Provided records
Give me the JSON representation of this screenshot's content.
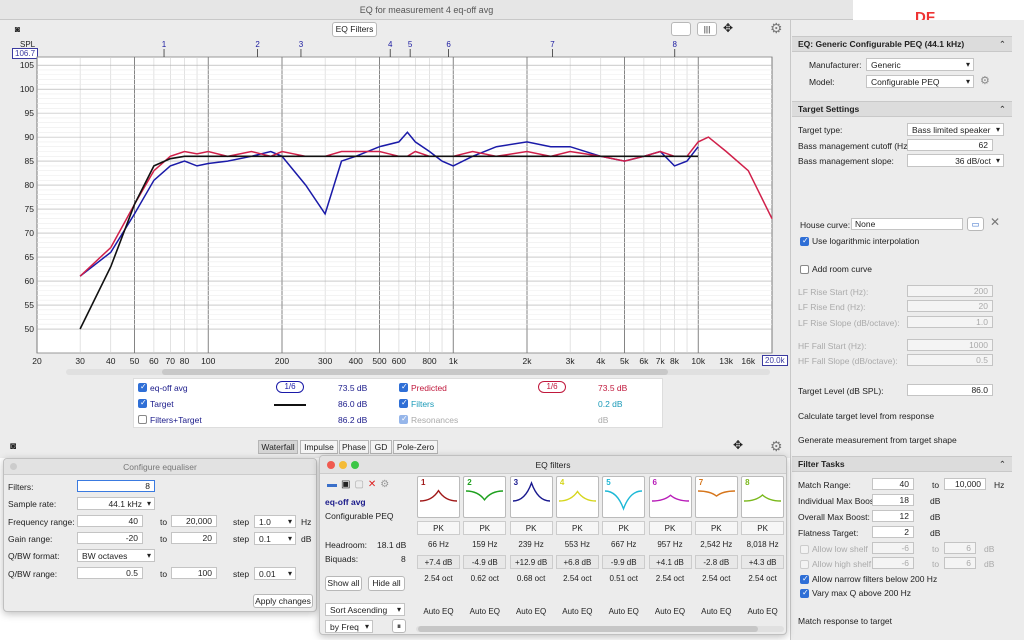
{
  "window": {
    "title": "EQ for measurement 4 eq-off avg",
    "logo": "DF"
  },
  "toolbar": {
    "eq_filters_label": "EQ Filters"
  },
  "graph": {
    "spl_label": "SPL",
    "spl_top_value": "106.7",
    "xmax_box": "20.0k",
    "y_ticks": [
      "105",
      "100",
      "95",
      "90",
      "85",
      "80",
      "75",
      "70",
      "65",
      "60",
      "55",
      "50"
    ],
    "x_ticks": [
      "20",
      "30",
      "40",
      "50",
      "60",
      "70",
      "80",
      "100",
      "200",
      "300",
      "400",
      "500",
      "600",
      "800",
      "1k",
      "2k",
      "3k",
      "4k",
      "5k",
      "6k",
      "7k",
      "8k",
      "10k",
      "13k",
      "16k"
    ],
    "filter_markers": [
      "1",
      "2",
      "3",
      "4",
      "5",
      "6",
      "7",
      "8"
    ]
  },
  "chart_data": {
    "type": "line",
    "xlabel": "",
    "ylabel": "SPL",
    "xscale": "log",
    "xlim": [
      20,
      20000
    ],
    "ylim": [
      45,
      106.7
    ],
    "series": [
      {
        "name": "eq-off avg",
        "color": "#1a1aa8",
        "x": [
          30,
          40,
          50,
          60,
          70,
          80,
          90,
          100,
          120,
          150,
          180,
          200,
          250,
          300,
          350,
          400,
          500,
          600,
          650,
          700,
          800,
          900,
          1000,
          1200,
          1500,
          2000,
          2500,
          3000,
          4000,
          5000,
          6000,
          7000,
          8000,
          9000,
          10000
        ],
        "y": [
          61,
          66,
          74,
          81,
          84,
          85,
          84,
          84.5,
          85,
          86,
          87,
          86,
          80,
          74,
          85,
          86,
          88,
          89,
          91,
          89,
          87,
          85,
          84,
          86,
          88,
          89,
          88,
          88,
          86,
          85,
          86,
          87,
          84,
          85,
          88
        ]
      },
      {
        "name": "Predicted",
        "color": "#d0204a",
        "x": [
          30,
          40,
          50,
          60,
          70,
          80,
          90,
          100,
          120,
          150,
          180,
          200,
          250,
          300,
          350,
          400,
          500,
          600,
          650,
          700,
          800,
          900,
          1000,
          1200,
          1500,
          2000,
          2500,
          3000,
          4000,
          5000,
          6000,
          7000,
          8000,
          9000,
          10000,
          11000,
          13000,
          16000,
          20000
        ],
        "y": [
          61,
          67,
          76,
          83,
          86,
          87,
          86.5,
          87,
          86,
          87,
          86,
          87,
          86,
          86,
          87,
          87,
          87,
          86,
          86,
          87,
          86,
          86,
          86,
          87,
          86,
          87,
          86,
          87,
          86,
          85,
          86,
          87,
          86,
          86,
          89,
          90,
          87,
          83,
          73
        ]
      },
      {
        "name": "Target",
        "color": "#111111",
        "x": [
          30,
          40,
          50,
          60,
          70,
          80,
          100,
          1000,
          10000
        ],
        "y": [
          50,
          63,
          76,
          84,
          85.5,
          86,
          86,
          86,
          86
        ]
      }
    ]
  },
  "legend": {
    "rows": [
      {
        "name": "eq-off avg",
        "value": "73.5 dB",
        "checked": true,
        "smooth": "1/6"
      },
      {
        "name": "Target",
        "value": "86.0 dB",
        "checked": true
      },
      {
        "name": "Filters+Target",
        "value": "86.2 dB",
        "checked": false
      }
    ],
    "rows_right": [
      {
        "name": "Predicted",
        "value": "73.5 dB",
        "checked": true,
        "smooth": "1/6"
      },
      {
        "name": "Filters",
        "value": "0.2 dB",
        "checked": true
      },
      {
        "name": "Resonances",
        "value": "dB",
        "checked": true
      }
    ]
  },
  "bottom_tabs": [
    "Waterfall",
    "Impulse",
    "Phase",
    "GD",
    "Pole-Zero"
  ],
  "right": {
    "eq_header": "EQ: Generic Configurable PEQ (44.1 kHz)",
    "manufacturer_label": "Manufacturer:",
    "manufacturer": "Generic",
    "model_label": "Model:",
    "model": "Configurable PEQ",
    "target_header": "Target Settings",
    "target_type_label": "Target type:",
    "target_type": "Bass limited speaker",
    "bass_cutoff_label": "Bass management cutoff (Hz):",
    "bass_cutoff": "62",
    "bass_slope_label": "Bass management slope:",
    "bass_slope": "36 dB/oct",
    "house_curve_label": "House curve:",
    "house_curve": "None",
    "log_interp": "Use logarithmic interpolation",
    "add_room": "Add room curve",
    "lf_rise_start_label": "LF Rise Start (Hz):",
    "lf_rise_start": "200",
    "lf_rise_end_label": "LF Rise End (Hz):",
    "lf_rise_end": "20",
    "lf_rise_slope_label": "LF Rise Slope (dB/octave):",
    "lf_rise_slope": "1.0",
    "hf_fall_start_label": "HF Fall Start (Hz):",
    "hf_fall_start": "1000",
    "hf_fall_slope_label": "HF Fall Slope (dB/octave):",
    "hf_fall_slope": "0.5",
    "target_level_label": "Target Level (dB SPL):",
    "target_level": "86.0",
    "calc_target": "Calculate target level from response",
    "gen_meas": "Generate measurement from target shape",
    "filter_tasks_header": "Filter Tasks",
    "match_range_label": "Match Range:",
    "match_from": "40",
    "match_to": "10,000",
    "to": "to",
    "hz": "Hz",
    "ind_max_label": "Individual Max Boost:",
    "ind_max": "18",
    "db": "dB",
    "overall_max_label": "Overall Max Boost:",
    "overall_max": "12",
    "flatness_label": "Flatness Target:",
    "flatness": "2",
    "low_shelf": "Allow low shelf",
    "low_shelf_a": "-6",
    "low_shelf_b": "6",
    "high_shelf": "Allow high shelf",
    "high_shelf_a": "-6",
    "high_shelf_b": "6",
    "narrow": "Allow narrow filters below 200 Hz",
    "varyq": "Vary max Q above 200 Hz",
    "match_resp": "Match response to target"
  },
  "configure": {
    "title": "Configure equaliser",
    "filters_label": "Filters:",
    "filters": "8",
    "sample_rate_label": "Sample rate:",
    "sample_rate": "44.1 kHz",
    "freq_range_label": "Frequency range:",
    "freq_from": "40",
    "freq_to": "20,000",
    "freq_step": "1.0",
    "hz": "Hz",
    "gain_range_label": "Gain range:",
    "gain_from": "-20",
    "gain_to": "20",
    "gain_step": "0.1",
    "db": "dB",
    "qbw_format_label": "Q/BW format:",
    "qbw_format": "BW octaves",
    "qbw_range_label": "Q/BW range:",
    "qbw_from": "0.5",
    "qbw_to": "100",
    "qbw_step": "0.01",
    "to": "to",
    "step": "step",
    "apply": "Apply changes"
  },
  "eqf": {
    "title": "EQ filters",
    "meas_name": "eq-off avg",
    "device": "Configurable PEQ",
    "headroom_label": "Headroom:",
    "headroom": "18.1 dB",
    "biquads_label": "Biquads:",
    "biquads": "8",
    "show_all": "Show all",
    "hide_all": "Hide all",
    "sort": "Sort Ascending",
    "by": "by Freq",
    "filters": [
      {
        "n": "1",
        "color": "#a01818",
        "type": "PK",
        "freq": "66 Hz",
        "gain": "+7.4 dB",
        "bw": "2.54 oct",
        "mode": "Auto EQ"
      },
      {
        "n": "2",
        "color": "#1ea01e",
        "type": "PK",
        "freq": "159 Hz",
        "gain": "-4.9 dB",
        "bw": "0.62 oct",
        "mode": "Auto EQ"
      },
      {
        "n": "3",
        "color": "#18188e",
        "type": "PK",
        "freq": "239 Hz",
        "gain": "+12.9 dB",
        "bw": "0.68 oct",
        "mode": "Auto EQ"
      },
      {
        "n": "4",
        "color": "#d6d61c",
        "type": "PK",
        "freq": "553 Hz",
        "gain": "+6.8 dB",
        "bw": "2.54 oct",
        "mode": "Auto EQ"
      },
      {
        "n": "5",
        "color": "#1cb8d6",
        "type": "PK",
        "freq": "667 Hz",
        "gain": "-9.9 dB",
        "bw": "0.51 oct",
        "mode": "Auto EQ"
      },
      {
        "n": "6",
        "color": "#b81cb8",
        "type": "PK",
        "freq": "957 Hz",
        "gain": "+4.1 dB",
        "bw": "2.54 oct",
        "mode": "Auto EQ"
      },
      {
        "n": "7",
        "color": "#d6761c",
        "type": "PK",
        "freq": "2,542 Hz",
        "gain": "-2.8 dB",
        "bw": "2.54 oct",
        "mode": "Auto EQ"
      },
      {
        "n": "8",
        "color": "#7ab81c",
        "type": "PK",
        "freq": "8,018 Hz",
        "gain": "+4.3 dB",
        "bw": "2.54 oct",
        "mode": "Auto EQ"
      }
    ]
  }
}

Set exercise
Across the preceding material, how many lines contain the word "Allow"? State the number alone.

Worked solution
3